─── Data for processing

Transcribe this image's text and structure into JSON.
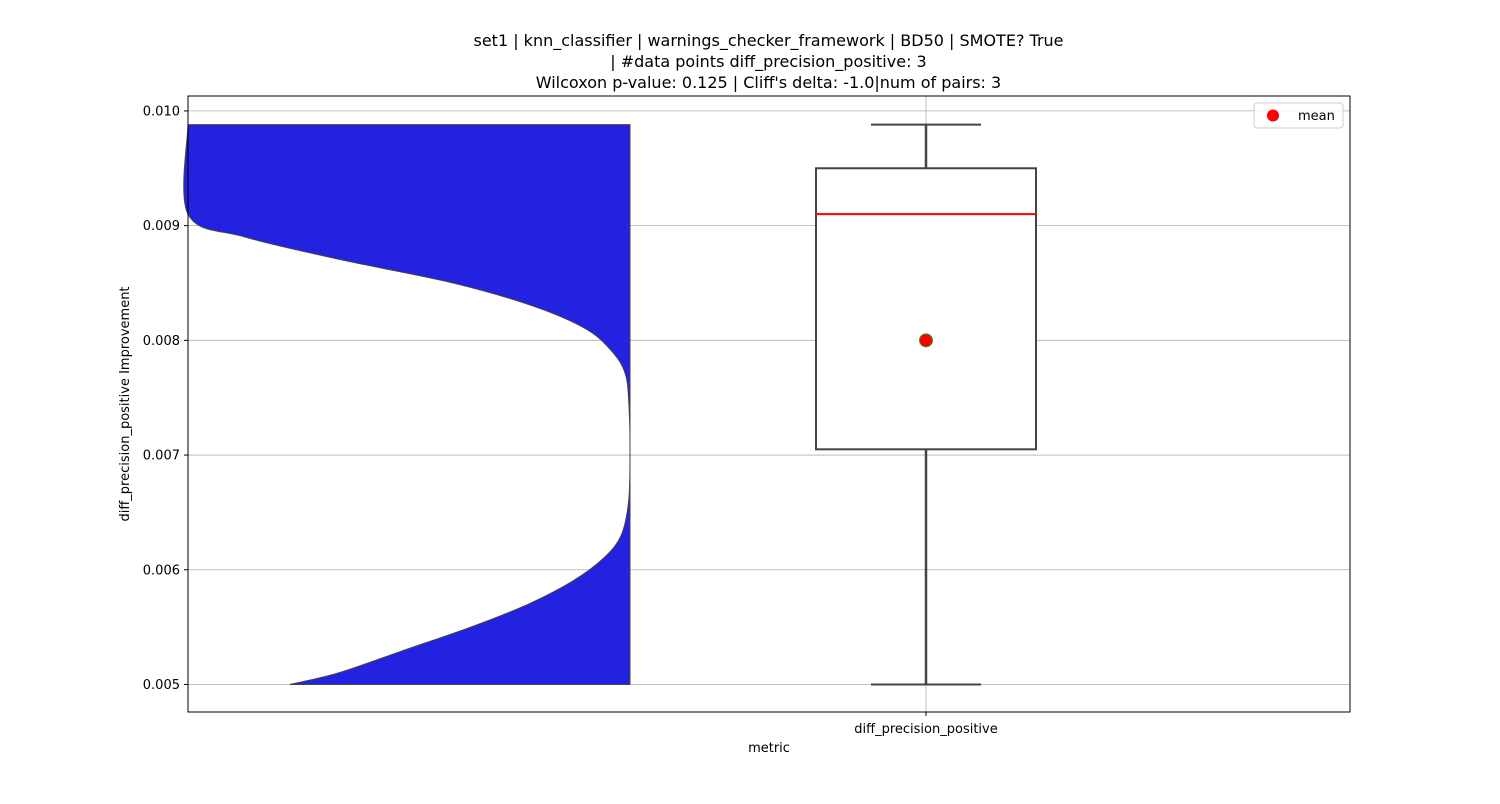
{
  "chart_data": {
    "type": "violin+box",
    "title_lines": [
      "set1 | knn_classifier | warnings_checker_framework | BD50 | SMOTE? True",
      "| #data points diff_precision_positive: 3",
      "Wilcoxon p-value: 0.125 | Cliff's delta: -1.0|num of pairs: 3"
    ],
    "xlabel": "metric",
    "ylabel": "diff_precision_positive Improvement",
    "categories": [
      "diff_precision_positive"
    ],
    "ylim": [
      0.00476,
      0.01013
    ],
    "yticks": [
      0.005,
      0.006,
      0.007,
      0.008,
      0.009,
      0.01
    ],
    "ytick_labels": [
      "0.005",
      "0.006",
      "0.007",
      "0.008",
      "0.009",
      "0.010"
    ],
    "grid": true,
    "legend": {
      "placement": "top-right",
      "entries": [
        {
          "label": "mean",
          "marker": "circle",
          "color": "#ff0000"
        }
      ]
    },
    "violin": {
      "side": "left-half",
      "fill_color": "#2222e0",
      "y_min": 0.005,
      "y_max": 0.00988,
      "density": [
        {
          "y": 0.005,
          "w": 0.77
        },
        {
          "y": 0.0051,
          "w": 0.66
        },
        {
          "y": 0.0053,
          "w": 0.51
        },
        {
          "y": 0.0055,
          "w": 0.36
        },
        {
          "y": 0.0057,
          "w": 0.23
        },
        {
          "y": 0.0059,
          "w": 0.13
        },
        {
          "y": 0.0061,
          "w": 0.06
        },
        {
          "y": 0.0063,
          "w": 0.02
        },
        {
          "y": 0.0066,
          "w": 0.003
        },
        {
          "y": 0.00703,
          "w": 0.0
        },
        {
          "y": 0.0074,
          "w": 0.002
        },
        {
          "y": 0.0077,
          "w": 0.01
        },
        {
          "y": 0.0079,
          "w": 0.04
        },
        {
          "y": 0.0081,
          "w": 0.1
        },
        {
          "y": 0.0083,
          "w": 0.22
        },
        {
          "y": 0.0085,
          "w": 0.4
        },
        {
          "y": 0.0087,
          "w": 0.65
        },
        {
          "y": 0.0089,
          "w": 0.87
        },
        {
          "y": 0.0091,
          "w": 1.0
        },
        {
          "y": 0.00988,
          "w": 1.0
        }
      ]
    },
    "box": {
      "category": "diff_precision_positive",
      "whisker_low": 0.005,
      "q1": 0.00705,
      "median": 0.0091,
      "q3": 0.0095,
      "whisker_high": 0.00988,
      "mean": 0.008,
      "median_color": "#ff0000",
      "mean_color": "#ff0000",
      "mean_edge_color": "#2ca02c"
    }
  }
}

──────

Stated task |
Write every record out again exactly; no pictures belong in the copy.

Task answer |
Transcribe this image's text and structure into JSON.
{
  "chart_data": {
    "type": "violin+box",
    "title_lines": [
      "set1 | knn_classifier | warnings_checker_framework | BD50 | SMOTE? True",
      "| #data points diff_precision_positive: 3",
      "Wilcoxon p-value: 0.125 | Cliff's delta: -1.0|num of pairs: 3"
    ],
    "xlabel": "metric",
    "ylabel": "diff_precision_positive Improvement",
    "categories": [
      "diff_precision_positive"
    ],
    "ylim": [
      0.00476,
      0.01013
    ],
    "yticks": [
      0.005,
      0.006,
      0.007,
      0.008,
      0.009,
      0.01
    ],
    "ytick_labels": [
      "0.005",
      "0.006",
      "0.007",
      "0.008",
      "0.009",
      "0.010"
    ],
    "grid": true,
    "legend": {
      "placement": "top-right",
      "entries": [
        {
          "label": "mean",
          "marker": "circle",
          "color": "#ff0000"
        }
      ]
    },
    "violin": {
      "side": "left-half",
      "fill_color": "#2222e0",
      "y_min": 0.005,
      "y_max": 0.00988,
      "density": [
        {
          "y": 0.005,
          "w": 0.77
        },
        {
          "y": 0.0051,
          "w": 0.66
        },
        {
          "y": 0.0053,
          "w": 0.51
        },
        {
          "y": 0.0055,
          "w": 0.36
        },
        {
          "y": 0.0057,
          "w": 0.23
        },
        {
          "y": 0.0059,
          "w": 0.13
        },
        {
          "y": 0.0061,
          "w": 0.06
        },
        {
          "y": 0.0063,
          "w": 0.02
        },
        {
          "y": 0.0066,
          "w": 0.003
        },
        {
          "y": 0.00703,
          "w": 0.0
        },
        {
          "y": 0.0074,
          "w": 0.002
        },
        {
          "y": 0.0077,
          "w": 0.01
        },
        {
          "y": 0.0079,
          "w": 0.04
        },
        {
          "y": 0.0081,
          "w": 0.1
        },
        {
          "y": 0.0083,
          "w": 0.22
        },
        {
          "y": 0.0085,
          "w": 0.4
        },
        {
          "y": 0.0087,
          "w": 0.65
        },
        {
          "y": 0.0089,
          "w": 0.87
        },
        {
          "y": 0.0091,
          "w": 1.0
        },
        {
          "y": 0.00988,
          "w": 1.0
        }
      ]
    },
    "box": {
      "category": "diff_precision_positive",
      "whisker_low": 0.005,
      "q1": 0.00705,
      "median": 0.0091,
      "q3": 0.0095,
      "whisker_high": 0.00988,
      "mean": 0.008,
      "median_color": "#ff0000",
      "mean_color": "#ff0000",
      "mean_edge_color": "#2ca02c"
    }
  }
}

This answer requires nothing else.